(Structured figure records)
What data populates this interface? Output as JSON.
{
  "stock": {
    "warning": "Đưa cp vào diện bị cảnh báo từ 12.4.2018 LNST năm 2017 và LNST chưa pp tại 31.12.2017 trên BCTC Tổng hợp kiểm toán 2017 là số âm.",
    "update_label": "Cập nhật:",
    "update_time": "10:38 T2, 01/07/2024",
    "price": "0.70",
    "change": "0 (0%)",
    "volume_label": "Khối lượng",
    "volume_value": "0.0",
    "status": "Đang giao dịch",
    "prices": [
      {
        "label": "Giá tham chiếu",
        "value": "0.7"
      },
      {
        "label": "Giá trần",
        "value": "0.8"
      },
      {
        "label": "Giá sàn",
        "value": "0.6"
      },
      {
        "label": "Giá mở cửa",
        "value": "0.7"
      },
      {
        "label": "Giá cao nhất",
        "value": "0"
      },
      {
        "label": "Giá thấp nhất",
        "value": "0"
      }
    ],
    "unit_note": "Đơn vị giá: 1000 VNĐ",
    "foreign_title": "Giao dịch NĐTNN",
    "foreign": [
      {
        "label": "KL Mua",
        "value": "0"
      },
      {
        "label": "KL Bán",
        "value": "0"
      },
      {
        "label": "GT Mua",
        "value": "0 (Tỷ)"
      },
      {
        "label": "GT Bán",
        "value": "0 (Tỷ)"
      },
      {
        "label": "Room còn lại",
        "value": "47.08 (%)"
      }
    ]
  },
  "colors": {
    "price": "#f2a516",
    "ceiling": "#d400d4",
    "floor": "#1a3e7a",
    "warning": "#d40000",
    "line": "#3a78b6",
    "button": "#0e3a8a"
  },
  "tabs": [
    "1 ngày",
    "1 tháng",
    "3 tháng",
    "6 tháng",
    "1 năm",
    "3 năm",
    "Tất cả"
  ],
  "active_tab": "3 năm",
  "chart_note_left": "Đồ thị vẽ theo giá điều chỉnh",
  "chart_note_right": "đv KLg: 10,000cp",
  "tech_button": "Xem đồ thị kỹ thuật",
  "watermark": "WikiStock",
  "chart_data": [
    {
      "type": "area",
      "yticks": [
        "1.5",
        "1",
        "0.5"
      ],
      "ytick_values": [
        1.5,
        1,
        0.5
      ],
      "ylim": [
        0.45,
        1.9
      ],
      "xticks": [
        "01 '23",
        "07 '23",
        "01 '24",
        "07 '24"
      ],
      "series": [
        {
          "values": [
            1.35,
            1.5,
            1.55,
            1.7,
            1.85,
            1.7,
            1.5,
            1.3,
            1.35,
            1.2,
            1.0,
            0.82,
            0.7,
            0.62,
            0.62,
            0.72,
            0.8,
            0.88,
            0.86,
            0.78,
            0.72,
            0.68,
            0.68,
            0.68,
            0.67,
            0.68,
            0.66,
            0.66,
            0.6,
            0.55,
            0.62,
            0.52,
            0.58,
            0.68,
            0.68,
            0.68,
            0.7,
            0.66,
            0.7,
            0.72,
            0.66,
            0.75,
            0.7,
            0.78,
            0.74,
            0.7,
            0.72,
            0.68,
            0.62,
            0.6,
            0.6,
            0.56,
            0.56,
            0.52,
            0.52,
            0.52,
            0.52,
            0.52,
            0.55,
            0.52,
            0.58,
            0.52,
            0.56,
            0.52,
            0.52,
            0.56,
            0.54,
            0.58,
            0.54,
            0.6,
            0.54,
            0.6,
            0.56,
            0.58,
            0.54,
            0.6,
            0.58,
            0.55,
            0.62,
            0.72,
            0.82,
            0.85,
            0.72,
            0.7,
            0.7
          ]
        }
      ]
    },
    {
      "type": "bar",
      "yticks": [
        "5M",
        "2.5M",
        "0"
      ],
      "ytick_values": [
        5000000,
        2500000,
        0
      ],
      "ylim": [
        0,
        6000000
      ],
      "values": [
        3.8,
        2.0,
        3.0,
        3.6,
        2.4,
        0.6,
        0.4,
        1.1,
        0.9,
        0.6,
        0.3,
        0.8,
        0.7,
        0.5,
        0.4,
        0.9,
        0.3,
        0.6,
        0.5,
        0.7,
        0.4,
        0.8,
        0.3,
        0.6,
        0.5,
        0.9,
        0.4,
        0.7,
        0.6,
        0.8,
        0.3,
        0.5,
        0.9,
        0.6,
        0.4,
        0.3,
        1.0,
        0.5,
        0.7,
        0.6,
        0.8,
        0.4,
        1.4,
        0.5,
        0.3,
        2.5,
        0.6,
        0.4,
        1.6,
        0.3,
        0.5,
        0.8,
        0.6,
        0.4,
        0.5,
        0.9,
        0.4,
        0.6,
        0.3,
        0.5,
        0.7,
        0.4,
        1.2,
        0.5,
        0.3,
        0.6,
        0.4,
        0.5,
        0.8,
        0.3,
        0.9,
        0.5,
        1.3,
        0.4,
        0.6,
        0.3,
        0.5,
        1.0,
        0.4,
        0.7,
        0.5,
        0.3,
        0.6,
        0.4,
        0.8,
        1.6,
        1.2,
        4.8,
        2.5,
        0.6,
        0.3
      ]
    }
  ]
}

= TASK BRIEF =
Exactly reproduce every line found in the records.

= RESPONSE TO THIS EXERCISE =
What data populates this interface? Output as JSON.
{
  "stock": {
    "warning": "Đưa cp vào diện bị cảnh báo từ 12.4.2018 LNST năm 2017 và LNST chưa pp tại 31.12.2017 trên BCTC Tổng hợp kiểm toán 2017 là số âm.",
    "update_label": "Cập nhật:",
    "update_time": "10:38 T2, 01/07/2024",
    "price": "0.70",
    "change": "0 (0%)",
    "volume_label": "Khối lượng",
    "volume_value": "0.0",
    "status": "Đang giao dịch",
    "prices": [
      {
        "label": "Giá tham chiếu",
        "value": "0.7"
      },
      {
        "label": "Giá trần",
        "value": "0.8"
      },
      {
        "label": "Giá sàn",
        "value": "0.6"
      },
      {
        "label": "Giá mở cửa",
        "value": "0.7"
      },
      {
        "label": "Giá cao nhất",
        "value": "0"
      },
      {
        "label": "Giá thấp nhất",
        "value": "0"
      }
    ],
    "unit_note": "Đơn vị giá: 1000 VNĐ",
    "foreign_title": "Giao dịch NĐTNN",
    "foreign": [
      {
        "label": "KL Mua",
        "value": "0"
      },
      {
        "label": "KL Bán",
        "value": "0"
      },
      {
        "label": "GT Mua",
        "value": "0 (Tỷ)"
      },
      {
        "label": "GT Bán",
        "value": "0 (Tỷ)"
      },
      {
        "label": "Room còn lại",
        "value": "47.08 (%)"
      }
    ]
  },
  "colors": {
    "price": "#f2a516",
    "ceiling": "#d400d4",
    "floor": "#1a3e7a",
    "warning": "#d40000",
    "line": "#3a78b6",
    "button": "#0e3a8a"
  },
  "tabs": [
    "1 ngày",
    "1 tháng",
    "3 tháng",
    "6 tháng",
    "1 năm",
    "3 năm",
    "Tất cả"
  ],
  "active_tab": "3 năm",
  "chart_note_left": "Đồ thị vẽ theo giá điều chỉnh",
  "chart_note_right": "đv KLg: 10,000cp",
  "tech_button": "Xem đồ thị kỹ thuật",
  "watermark": "WikiStock",
  "chart_data": [
    {
      "type": "area",
      "yticks": [
        "1.5",
        "1",
        "0.5"
      ],
      "ytick_values": [
        1.5,
        1,
        0.5
      ],
      "ylim": [
        0.45,
        1.9
      ],
      "xticks": [
        "01 '23",
        "07 '23",
        "01 '24",
        "07 '24"
      ],
      "series": [
        {
          "values": [
            1.35,
            1.5,
            1.55,
            1.7,
            1.85,
            1.7,
            1.5,
            1.3,
            1.35,
            1.2,
            1.0,
            0.82,
            0.7,
            0.62,
            0.62,
            0.72,
            0.8,
            0.88,
            0.86,
            0.78,
            0.72,
            0.68,
            0.68,
            0.68,
            0.67,
            0.68,
            0.66,
            0.66,
            0.6,
            0.55,
            0.62,
            0.52,
            0.58,
            0.68,
            0.68,
            0.68,
            0.7,
            0.66,
            0.7,
            0.72,
            0.66,
            0.75,
            0.7,
            0.78,
            0.74,
            0.7,
            0.72,
            0.68,
            0.62,
            0.6,
            0.6,
            0.56,
            0.56,
            0.52,
            0.52,
            0.52,
            0.52,
            0.52,
            0.55,
            0.52,
            0.58,
            0.52,
            0.56,
            0.52,
            0.52,
            0.56,
            0.54,
            0.58,
            0.54,
            0.6,
            0.54,
            0.6,
            0.56,
            0.58,
            0.54,
            0.6,
            0.58,
            0.55,
            0.62,
            0.72,
            0.82,
            0.85,
            0.72,
            0.7,
            0.7
          ]
        }
      ]
    },
    {
      "type": "bar",
      "yticks": [
        "5M",
        "2.5M",
        "0"
      ],
      "ytick_values": [
        5000000,
        2500000,
        0
      ],
      "ylim": [
        0,
        6000000
      ],
      "values": [
        3.8,
        2.0,
        3.0,
        3.6,
        2.4,
        0.6,
        0.4,
        1.1,
        0.9,
        0.6,
        0.3,
        0.8,
        0.7,
        0.5,
        0.4,
        0.9,
        0.3,
        0.6,
        0.5,
        0.7,
        0.4,
        0.8,
        0.3,
        0.6,
        0.5,
        0.9,
        0.4,
        0.7,
        0.6,
        0.8,
        0.3,
        0.5,
        0.9,
        0.6,
        0.4,
        0.3,
        1.0,
        0.5,
        0.7,
        0.6,
        0.8,
        0.4,
        1.4,
        0.5,
        0.3,
        2.5,
        0.6,
        0.4,
        1.6,
        0.3,
        0.5,
        0.8,
        0.6,
        0.4,
        0.5,
        0.9,
        0.4,
        0.6,
        0.3,
        0.5,
        0.7,
        0.4,
        1.2,
        0.5,
        0.3,
        0.6,
        0.4,
        0.5,
        0.8,
        0.3,
        0.9,
        0.5,
        1.3,
        0.4,
        0.6,
        0.3,
        0.5,
        1.0,
        0.4,
        0.7,
        0.5,
        0.3,
        0.6,
        0.4,
        0.8,
        1.6,
        1.2,
        4.8,
        2.5,
        0.6,
        0.3
      ]
    }
  ]
}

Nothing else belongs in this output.